**EXERCISE PROMPT:** Pull out each line of the data that includes the word "value".

**ENTRIES SUPPLIED:**
━━━━━━━━
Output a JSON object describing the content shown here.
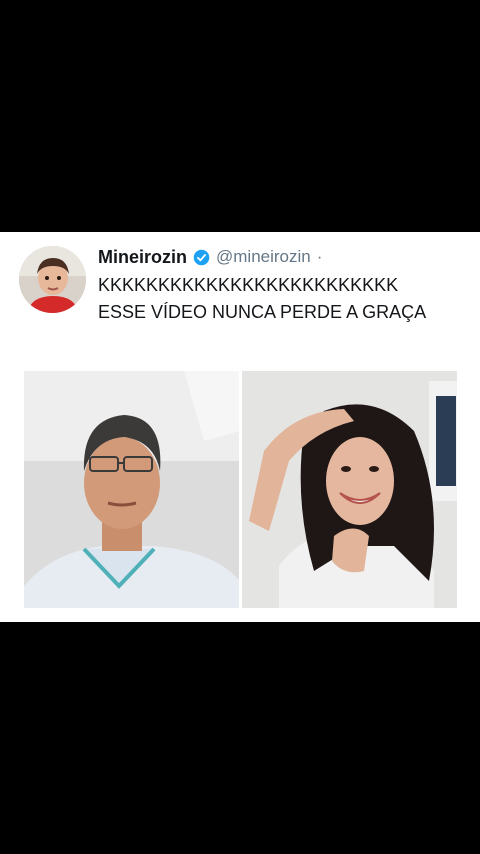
{
  "tweet": {
    "display_name": "Mineirozin",
    "handle": "@mineirozin",
    "separator": "·",
    "text_line_1": "KKKKKKKKKKKKKKKKKKKKKKKKK",
    "text_line_2": "ESSE VÍDEO NUNCA PERDE A GRAÇA"
  },
  "icons": {
    "verified": "verified-badge-icon"
  },
  "colors": {
    "verified_blue": "#1da1f2",
    "name_text": "#14171a",
    "handle_text": "#657786"
  }
}
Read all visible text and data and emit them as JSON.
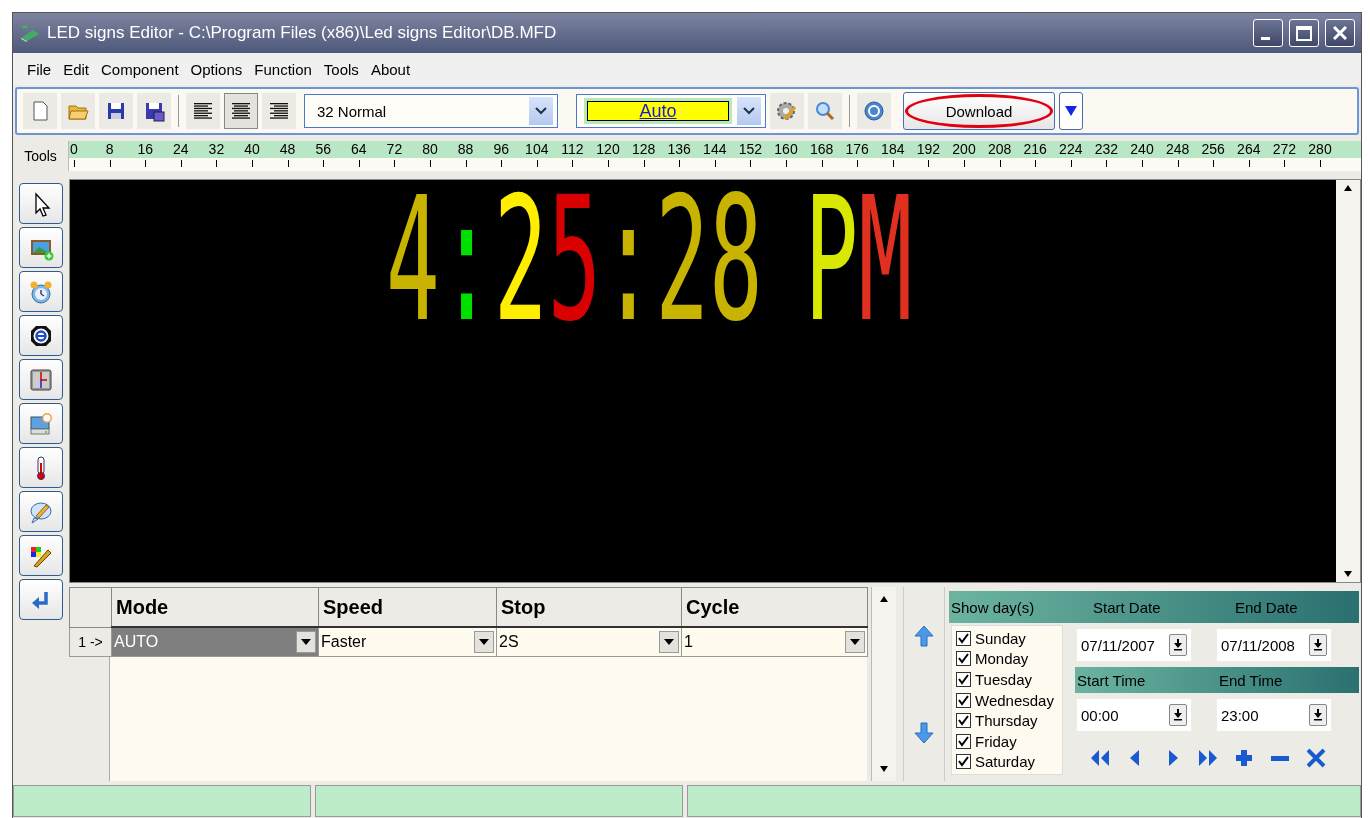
{
  "window": {
    "title": "LED signs Editor - C:\\Program Files (x86)\\Led signs Editor\\DB.MFD"
  },
  "menu": [
    "File",
    "Edit",
    "Component",
    "Options",
    "Function",
    "Tools",
    "About"
  ],
  "toolbar": {
    "alignment": [
      {
        "selected": false
      },
      {
        "selected": true
      },
      {
        "selected": false
      }
    ],
    "font_select": "32 Normal",
    "color_select": "Auto",
    "download": "Download",
    "download_highlighted": true
  },
  "ruler": {
    "label": "Tools",
    "ticks": [
      "0",
      "8",
      "16",
      "24",
      "32",
      "40",
      "48",
      "56",
      "64",
      "72",
      "80",
      "88",
      "96",
      "104",
      "112",
      "120",
      "128",
      "136",
      "144",
      "152",
      "160",
      "168",
      "176",
      "184",
      "192",
      "200",
      "208",
      "216",
      "224",
      "232",
      "240",
      "248",
      "256",
      "264",
      "272",
      "280"
    ]
  },
  "display": {
    "segments": [
      {
        "text": "4",
        "color": "#c8b400"
      },
      {
        "text": ":",
        "color": "#00e000"
      },
      {
        "text": "2",
        "color": "#ffee00"
      },
      {
        "text": "5",
        "color": "#d80000"
      },
      {
        "text": ":",
        "color": "#c8b400"
      },
      {
        "text": "28",
        "color": "#c8b400"
      },
      {
        "text": "P",
        "color": "#d8e800"
      },
      {
        "text": "M",
        "color": "#e03020"
      }
    ]
  },
  "grid": {
    "columns": [
      "Mode",
      "Speed",
      "Stop",
      "Cycle"
    ],
    "rows": [
      {
        "marker": "1 ->",
        "cells": [
          {
            "value": "AUTO",
            "selected": true
          },
          {
            "value": "Faster",
            "selected": false
          },
          {
            "value": "2S",
            "selected": false
          },
          {
            "value": "1",
            "selected": false
          }
        ]
      }
    ]
  },
  "schedule": {
    "days_label": "Show day(s)",
    "days": [
      {
        "label": "Sunday",
        "checked": true
      },
      {
        "label": "Monday",
        "checked": true
      },
      {
        "label": "Tuesday",
        "checked": true
      },
      {
        "label": "Wednesday",
        "checked": true
      },
      {
        "label": "Thursday",
        "checked": true
      },
      {
        "label": "Friday",
        "checked": true
      },
      {
        "label": "Saturday",
        "checked": true
      }
    ],
    "start_date_label": "Start Date",
    "start_date": "07/11/2007",
    "end_date_label": "End Date",
    "end_date": "07/11/2008",
    "start_time_label": "Start Time",
    "start_time": "00:00",
    "end_time_label": "End Time",
    "end_time": "23:00"
  }
}
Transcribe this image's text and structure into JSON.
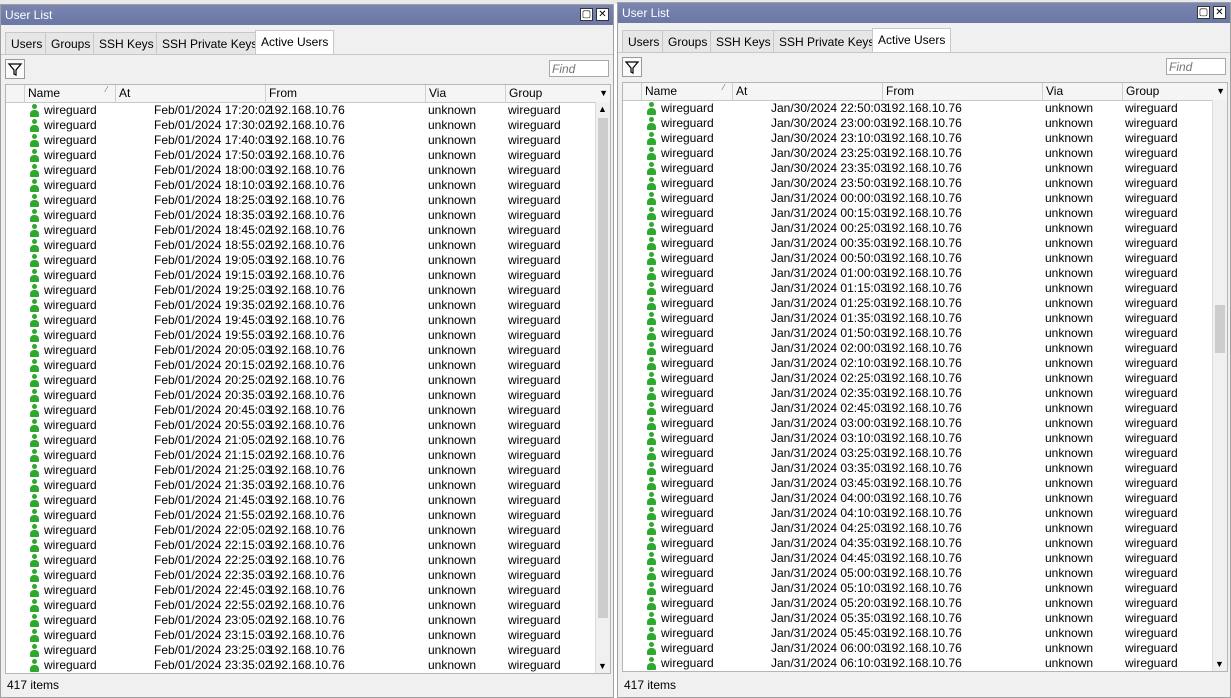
━━━━━━━━
**CORRECT RESPONSE:**
            "value": "AUTO",
            "value": "Faster",
            "value": "2S",
            "value": "1",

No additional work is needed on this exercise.